◆ Exercise requirements ◆
Make an exact copy of all the records.

··· Listed records ···

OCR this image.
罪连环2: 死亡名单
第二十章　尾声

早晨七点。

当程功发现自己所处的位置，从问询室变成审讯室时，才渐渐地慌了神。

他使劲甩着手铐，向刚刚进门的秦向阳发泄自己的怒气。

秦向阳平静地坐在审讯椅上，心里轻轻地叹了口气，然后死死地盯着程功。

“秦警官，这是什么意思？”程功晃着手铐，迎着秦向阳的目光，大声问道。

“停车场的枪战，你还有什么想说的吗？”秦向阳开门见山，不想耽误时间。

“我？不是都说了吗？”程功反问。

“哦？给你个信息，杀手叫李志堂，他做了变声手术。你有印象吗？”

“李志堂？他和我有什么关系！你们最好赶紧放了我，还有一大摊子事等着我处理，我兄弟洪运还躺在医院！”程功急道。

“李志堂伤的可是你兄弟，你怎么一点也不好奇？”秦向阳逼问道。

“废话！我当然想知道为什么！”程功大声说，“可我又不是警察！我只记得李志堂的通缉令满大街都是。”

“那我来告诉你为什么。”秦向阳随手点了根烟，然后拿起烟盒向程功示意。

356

···

◆ Final answer ◆
OCR this image.
罪连环2: 死亡名单
第二十章　尾声

早晨七点。

当程功发现自己所处的位置，从问询室变成审讯室时，才渐渐地慌了神。

他使劲甩着手铐，向刚刚进门的秦向阳发泄自己的怒气。

秦向阳平静地坐在审讯椅上，心里轻轻地叹了口气，然后死死地盯着程功。

“秦警官，这是什么意思？”程功晃着手铐，迎着秦向阳的目光，大声问道。

“停车场的枪战，你还有什么想说的吗？”秦向阳开门见山，不想耽误时间。

“我？不是都说了吗？”程功反问。

“哦？给你个信息，杀手叫李志堂，他做了变声手术。你有印象吗？”

“李志堂？他和我有什么关系！你们最好赶紧放了我，还有一大摊子事等着我处理，我兄弟洪运还躺在医院！”程功急道。

“李志堂伤的可是你兄弟，你怎么一点也不好奇？”秦向阳逼问道。

“废话！我当然想知道为什么！”程功大声说，“可我又不是警察！我只记得李志堂的通缉令满大街都是。”

“那我来告诉你为什么。”秦向阳随手点了根烟，然后拿起烟盒向程功示意。

356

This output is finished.